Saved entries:
○ ○ ○
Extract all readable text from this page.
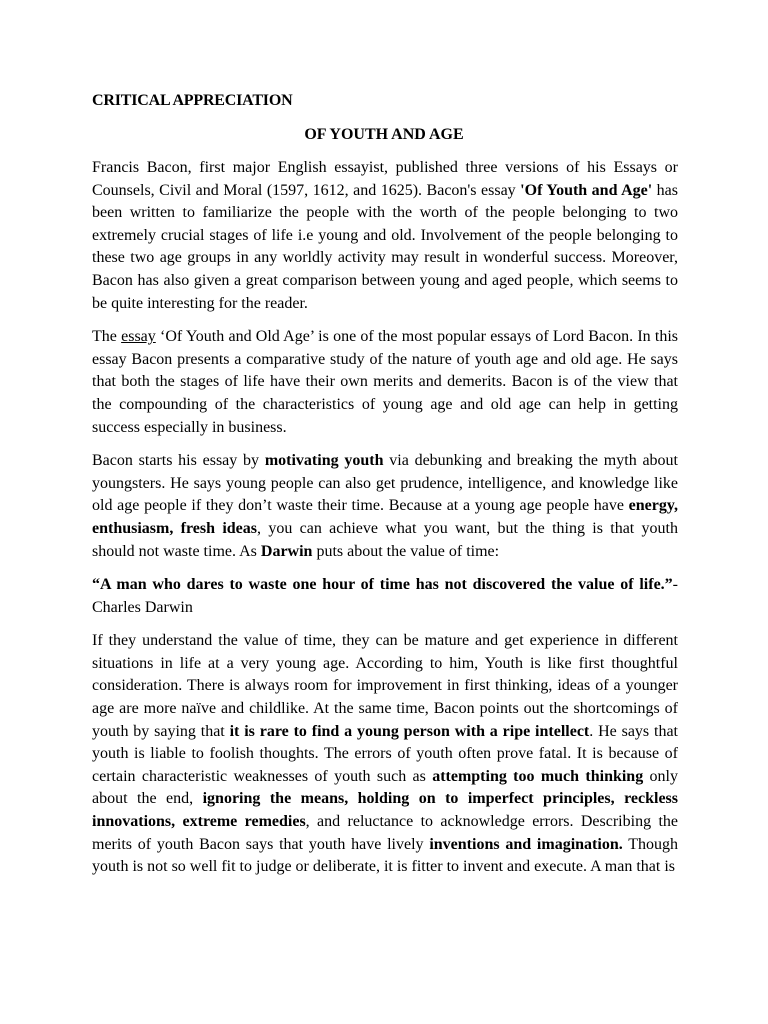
CRITICAL APPRECIATION
OF YOUTH AND AGE

Francis Bacon, first major English essayist, published three versions of his Essays or Counsels, Civil and Moral (1597, 1612, and 1625). Bacon's essay 'Of Youth and Age' has been written to familiarize the people with the worth of the people belonging to two extremely crucial stages of life i.e young and old. Involvement of the people belonging to these two age groups in any worldly activity may result in wonderful success. Moreover, Bacon has also given a great comparison between young and aged people, which seems to be quite interesting for the reader.

The essay ‘Of Youth and Old Age’ is one of the most popular essays of Lord Bacon. In this essay Bacon presents a comparative study of the nature of youth age and old age. He says that both the stages of life have their own merits and demerits. Bacon is of the view that the compounding of the characteristics of young age and old age can help in getting success especially in business.

Bacon starts his essay by motivating youth via debunking and breaking the myth about youngsters. He says young people can also get prudence, intelligence, and knowledge like old age people if they don’t waste their time. Because at a young age people have energy, enthusiasm, fresh ideas, you can achieve what you want, but the thing is that youth should not waste time. As Darwin puts about the value of time:

“A man who dares to waste one hour of time has not discovered the value of life.”- Charles Darwin

If they understand the value of time, they can be mature and get experience in different situations in life at a very young age. According to him, Youth is like first thoughtful consideration. There is always room for improvement in first thinking, ideas of a younger age are more naïve and childlike. At the same time, Bacon points out the shortcomings of youth by saying that it is rare to find a young person with a ripe intellect. He says that youth is liable to foolish thoughts. The errors of youth often prove fatal. It is because of certain characteristic weaknesses of youth such as attempting too much thinking only about the end, ignoring the means, holding on to imperfect principles, reckless innovations, extreme remedies, and reluctance to acknowledge errors. Describing the merits of youth Bacon says that youth have lively inventions and imagination. Though youth is not so well fit to judge or deliberate, it is fitter to invent and execute. A man that is
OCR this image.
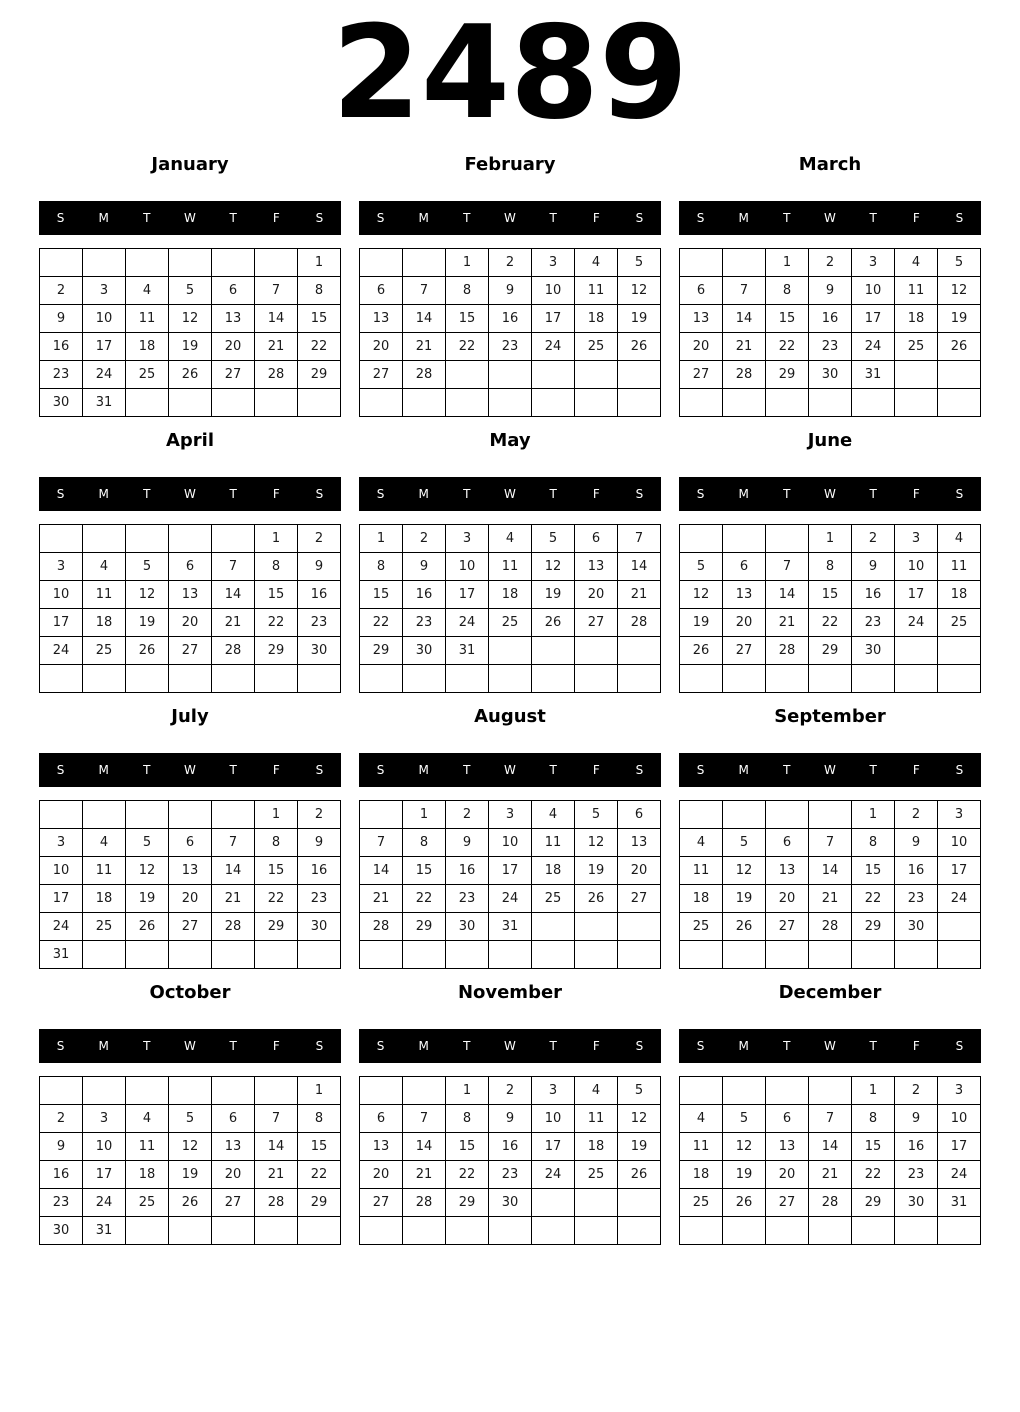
2489
January
S	M	T	W	T	F	S
						1
2	3	4	5	6	7	8
9	10	11	12	13	14	15
16	17	18	19	20	21	22
23	24	25	26	27	28	29
30	31					
February
S	M	T	W	T	F	S
		1	2	3	4	5
6	7	8	9	10	11	12
13	14	15	16	17	18	19
20	21	22	23	24	25	26
27	28					

March
S	M	T	W	T	F	S
		1	2	3	4	5
6	7	8	9	10	11	12
13	14	15	16	17	18	19
20	21	22	23	24	25	26
27	28	29	30	31		

April
S	M	T	W	T	F	S
					1	2
3	4	5	6	7	8	9
10	11	12	13	14	15	16
17	18	19	20	21	22	23
24	25	26	27	28	29	30

May
S	M	T	W	T	F	S
1	2	3	4	5	6	7
8	9	10	11	12	13	14
15	16	17	18	19	20	21
22	23	24	25	26	27	28
29	30	31				

June
S	M	T	W	T	F	S
			1	2	3	4
5	6	7	8	9	10	11
12	13	14	15	16	17	18
19	20	21	22	23	24	25
26	27	28	29	30		

July
S	M	T	W	T	F	S
					1	2
3	4	5	6	7	8	9
10	11	12	13	14	15	16
17	18	19	20	21	22	23
24	25	26	27	28	29	30
31						
August
S	M	T	W	T	F	S
	1	2	3	4	5	6
7	8	9	10	11	12	13
14	15	16	17	18	19	20
21	22	23	24	25	26	27
28	29	30	31			

September
S	M	T	W	T	F	S
				1	2	3
4	5	6	7	8	9	10
11	12	13	14	15	16	17
18	19	20	21	22	23	24
25	26	27	28	29	30	

October
S	M	T	W	T	F	S
						1
2	3	4	5	6	7	8
9	10	11	12	13	14	15
16	17	18	19	20	21	22
23	24	25	26	27	28	29
30	31					
November
S	M	T	W	T	F	S
		1	2	3	4	5
6	7	8	9	10	11	12
13	14	15	16	17	18	19
20	21	22	23	24	25	26
27	28	29	30			

December
S	M	T	W	T	F	S
				1	2	3
4	5	6	7	8	9	10
11	12	13	14	15	16	17
18	19	20	21	22	23	24
25	26	27	28	29	30	31
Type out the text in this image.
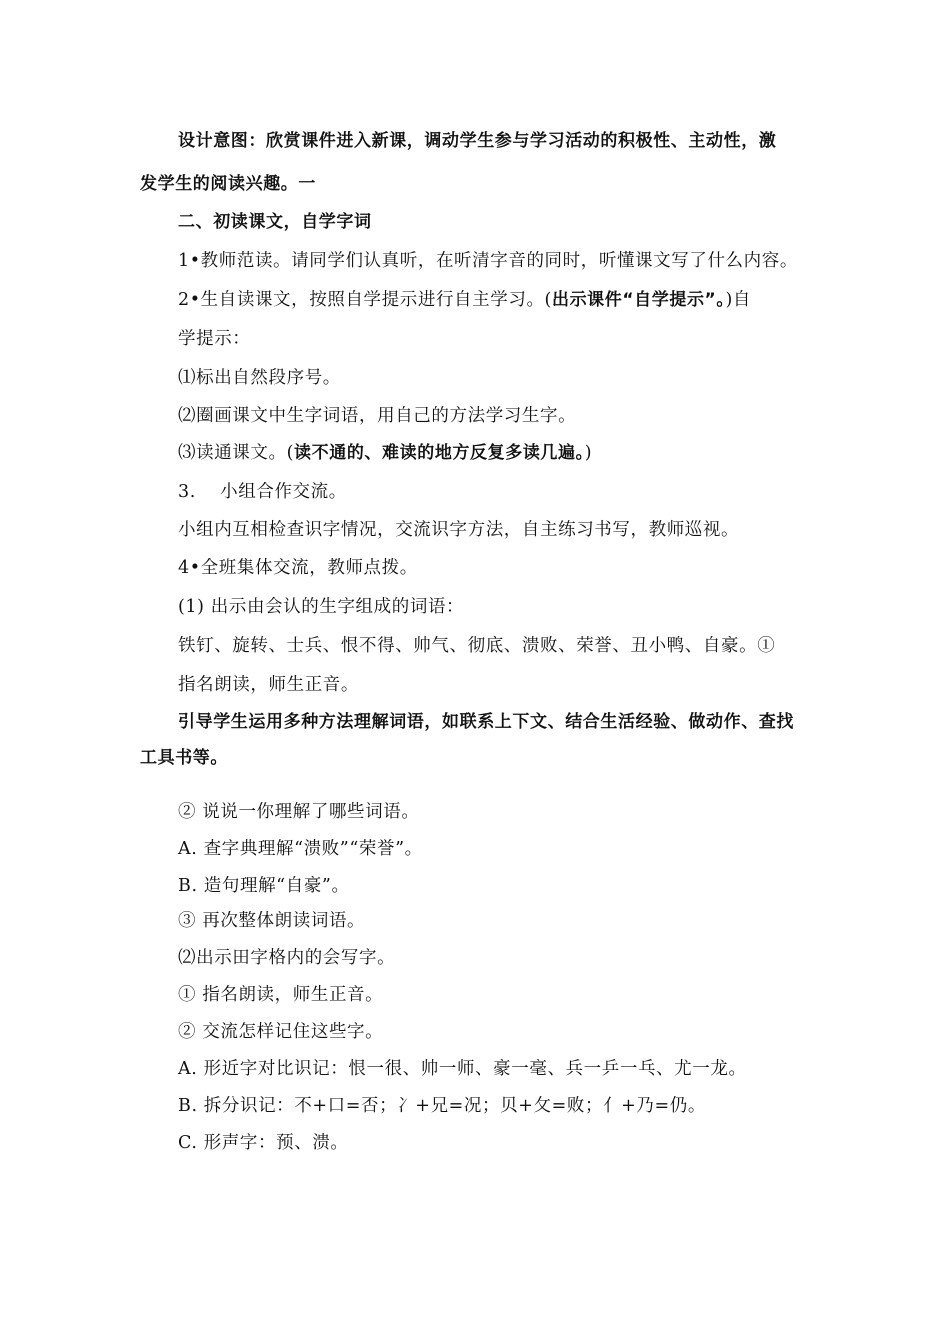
设计意图：欣赏课件进入新课，调动学生参与学习活动的积极性、主动性，激
发学生的阅读兴趣。一
二、初读课文，自学字词
1•教师范读。请同学们认真听，在听清字音的同时，听懂课文写了什么内容。
2•生自读课文，按照自学提示进行自主学习。(出示课件“自学提示”。)自
学提示：
⑴标出自然段序号。
⑵圈画课文中生字词语，用自己的方法学习生字。
⑶读通课文。(读不通的、难读的地方反复多读几遍。)
3.　 小组合作交流。
小组内互相检查识字情况，交流识字方法，自主练习书写，教师巡视。
4•全班集体交流，教师点拨。
(1) 出示由会认的生字组成的词语：
铁钉、旋转、士兵、恨不得、帅气、彻底、溃败、荣誉、丑小鸭、自豪。①
指名朗读，师生正音。
引导学生运用多种方法理解词语，如联系上下文、结合生活经验、做动作、查找
工具书等。
② 说说一你理解了哪些词语。
A. 查字典理解“溃败”“荣誉”。
B. 造句理解“自豪”。
③ 再次整体朗读词语。
⑵出示田字格内的会写字。
① 指名朗读，师生正音。
② 交流怎样记住这些字。
A. 形近字对比识记：恨一很、帅一师、豪一毫、兵一乒一乓、尤一龙。
B. 拆分识记：不+口=否；冫+兄=况；贝+攵=败；亻+乃=仍。
C. 形声字：预、溃。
○ ○ ○
--- Exercise directions ---
In the records above, locate each line with the word "text". Copy all such lines.

--- Finished exercise ---
Extract all readable text from this page.
Type out the text in this image.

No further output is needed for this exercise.